--- START Extracted information ---

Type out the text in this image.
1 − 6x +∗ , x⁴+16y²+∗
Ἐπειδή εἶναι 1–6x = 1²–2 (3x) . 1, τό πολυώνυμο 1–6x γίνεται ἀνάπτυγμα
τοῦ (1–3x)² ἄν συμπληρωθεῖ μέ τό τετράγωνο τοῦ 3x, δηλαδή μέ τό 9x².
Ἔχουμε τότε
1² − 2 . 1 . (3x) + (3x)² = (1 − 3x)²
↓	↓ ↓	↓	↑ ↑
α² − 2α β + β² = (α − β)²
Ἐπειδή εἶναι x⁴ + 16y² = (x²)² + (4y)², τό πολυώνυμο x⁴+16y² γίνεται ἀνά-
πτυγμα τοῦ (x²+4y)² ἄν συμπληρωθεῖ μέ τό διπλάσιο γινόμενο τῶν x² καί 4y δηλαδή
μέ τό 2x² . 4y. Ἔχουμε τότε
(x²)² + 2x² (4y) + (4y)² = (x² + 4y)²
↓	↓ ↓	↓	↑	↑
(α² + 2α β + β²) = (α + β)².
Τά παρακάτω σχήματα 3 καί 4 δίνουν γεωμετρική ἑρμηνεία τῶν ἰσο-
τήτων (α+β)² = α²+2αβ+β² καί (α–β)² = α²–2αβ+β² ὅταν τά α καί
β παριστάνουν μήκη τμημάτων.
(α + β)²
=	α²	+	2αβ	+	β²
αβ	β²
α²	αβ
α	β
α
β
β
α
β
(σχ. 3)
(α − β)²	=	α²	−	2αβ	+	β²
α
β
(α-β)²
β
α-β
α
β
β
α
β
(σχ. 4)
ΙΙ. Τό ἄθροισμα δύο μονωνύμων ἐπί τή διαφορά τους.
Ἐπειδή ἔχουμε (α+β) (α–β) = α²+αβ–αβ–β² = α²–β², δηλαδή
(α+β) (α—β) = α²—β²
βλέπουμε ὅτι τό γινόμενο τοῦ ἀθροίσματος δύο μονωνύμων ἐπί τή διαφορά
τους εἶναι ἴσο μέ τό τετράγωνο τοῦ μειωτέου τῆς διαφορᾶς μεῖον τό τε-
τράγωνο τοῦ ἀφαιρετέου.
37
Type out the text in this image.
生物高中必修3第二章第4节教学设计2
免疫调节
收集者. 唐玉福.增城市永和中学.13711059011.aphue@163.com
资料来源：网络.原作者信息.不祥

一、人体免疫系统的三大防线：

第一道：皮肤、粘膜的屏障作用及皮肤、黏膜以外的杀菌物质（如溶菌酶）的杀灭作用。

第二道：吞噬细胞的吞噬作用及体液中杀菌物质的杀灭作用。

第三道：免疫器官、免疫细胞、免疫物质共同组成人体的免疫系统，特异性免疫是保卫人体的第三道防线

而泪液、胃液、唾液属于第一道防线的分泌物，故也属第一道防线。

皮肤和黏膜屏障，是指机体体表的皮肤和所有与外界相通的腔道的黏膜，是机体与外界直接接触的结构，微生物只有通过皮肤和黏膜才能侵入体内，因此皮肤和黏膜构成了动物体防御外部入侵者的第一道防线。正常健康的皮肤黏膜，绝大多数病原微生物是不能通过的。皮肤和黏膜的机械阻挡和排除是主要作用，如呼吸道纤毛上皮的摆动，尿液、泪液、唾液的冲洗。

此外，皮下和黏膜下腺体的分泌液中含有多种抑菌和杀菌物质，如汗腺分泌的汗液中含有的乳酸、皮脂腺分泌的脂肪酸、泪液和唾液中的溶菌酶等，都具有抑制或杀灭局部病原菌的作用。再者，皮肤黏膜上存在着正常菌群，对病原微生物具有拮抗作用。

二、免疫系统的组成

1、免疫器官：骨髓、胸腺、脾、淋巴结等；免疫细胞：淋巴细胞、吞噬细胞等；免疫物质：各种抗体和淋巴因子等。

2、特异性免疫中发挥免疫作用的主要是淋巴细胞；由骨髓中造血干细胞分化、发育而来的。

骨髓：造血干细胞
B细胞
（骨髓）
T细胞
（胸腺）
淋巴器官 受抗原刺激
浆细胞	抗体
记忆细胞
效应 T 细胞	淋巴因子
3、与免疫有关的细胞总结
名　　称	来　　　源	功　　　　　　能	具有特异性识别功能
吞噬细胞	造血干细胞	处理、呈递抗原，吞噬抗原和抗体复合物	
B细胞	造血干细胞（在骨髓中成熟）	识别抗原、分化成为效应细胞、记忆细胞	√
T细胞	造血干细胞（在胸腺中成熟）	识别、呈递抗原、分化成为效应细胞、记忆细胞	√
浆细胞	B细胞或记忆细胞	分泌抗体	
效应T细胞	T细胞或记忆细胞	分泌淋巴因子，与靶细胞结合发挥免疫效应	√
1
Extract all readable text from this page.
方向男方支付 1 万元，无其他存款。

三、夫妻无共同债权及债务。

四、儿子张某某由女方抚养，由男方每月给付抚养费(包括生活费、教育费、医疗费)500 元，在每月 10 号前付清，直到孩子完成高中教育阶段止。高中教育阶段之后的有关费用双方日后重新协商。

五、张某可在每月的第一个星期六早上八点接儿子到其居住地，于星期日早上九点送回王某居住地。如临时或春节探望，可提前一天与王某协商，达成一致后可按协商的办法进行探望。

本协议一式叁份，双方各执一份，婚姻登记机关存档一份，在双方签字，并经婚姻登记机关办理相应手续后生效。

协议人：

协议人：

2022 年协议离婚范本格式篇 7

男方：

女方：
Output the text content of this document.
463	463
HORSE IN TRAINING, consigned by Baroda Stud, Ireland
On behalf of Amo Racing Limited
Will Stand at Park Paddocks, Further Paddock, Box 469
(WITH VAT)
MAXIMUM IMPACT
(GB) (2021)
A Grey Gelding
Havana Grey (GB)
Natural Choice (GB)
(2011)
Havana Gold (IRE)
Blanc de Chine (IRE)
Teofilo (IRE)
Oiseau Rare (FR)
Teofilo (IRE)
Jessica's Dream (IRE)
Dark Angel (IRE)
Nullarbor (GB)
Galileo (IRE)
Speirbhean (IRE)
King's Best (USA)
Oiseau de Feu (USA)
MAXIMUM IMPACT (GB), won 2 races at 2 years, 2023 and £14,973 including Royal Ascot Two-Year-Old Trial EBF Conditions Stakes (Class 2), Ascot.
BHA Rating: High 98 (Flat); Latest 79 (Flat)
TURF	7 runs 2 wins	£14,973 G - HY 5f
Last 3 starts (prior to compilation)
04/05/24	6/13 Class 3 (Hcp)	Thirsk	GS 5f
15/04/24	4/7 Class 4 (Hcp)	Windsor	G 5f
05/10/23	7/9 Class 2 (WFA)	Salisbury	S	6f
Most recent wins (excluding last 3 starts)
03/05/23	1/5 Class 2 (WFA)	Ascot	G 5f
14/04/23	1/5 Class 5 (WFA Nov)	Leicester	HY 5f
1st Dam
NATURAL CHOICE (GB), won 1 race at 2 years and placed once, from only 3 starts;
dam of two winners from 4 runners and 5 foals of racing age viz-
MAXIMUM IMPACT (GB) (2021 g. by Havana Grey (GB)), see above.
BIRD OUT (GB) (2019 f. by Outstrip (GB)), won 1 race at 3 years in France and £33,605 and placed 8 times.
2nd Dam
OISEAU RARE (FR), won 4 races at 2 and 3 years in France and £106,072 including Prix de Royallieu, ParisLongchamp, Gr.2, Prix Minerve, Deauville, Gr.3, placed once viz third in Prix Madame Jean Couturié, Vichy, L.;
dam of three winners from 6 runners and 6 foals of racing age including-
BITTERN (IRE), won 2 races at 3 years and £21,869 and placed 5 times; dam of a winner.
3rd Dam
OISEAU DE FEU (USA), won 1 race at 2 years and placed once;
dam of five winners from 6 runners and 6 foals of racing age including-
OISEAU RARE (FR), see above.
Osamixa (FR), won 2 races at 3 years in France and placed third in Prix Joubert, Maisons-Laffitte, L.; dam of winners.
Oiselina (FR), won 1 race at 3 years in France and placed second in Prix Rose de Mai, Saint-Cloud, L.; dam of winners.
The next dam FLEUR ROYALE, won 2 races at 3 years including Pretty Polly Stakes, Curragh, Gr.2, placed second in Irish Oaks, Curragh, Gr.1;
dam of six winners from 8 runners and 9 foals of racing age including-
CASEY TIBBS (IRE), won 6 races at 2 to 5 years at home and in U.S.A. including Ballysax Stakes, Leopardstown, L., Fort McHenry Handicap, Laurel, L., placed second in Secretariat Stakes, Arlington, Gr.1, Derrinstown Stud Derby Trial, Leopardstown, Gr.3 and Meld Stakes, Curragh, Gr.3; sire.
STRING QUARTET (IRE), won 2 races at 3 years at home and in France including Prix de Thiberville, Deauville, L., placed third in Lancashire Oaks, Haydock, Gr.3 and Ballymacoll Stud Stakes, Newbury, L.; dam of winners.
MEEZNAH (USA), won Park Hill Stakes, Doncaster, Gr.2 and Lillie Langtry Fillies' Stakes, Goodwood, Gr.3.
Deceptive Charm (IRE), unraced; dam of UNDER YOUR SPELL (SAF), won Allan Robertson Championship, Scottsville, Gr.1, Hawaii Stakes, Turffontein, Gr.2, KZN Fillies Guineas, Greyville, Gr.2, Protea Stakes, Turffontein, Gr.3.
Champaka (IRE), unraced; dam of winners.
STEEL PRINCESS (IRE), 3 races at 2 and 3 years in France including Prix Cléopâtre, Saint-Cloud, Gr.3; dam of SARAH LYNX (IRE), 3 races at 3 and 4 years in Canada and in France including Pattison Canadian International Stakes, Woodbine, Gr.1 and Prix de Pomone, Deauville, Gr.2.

--- END Extracted information ---

§ Given task
Copy every line in the entries above that has the string "Trial" in it.

§ Result for this exercise
MAXIMUM IMPACT (GB), won 2 races at 2 years, 2023 and £14,973 including Royal Ascot Two-Year-Old Trial EBF Conditions Stakes (Class 2), Ascot.
CASEY TIBBS (IRE), won 6 races at 2 to 5 years at home and in U.S.A. including Ballysax Stakes, Leopardstown, L., Fort McHenry Handicap, Laurel, L., placed second in Secretariat Stakes, Arlington, Gr.1, Derrinstown Stud Derby Trial, Leopardstown, Gr.3 and Meld Stakes, Curragh, Gr.3; sire.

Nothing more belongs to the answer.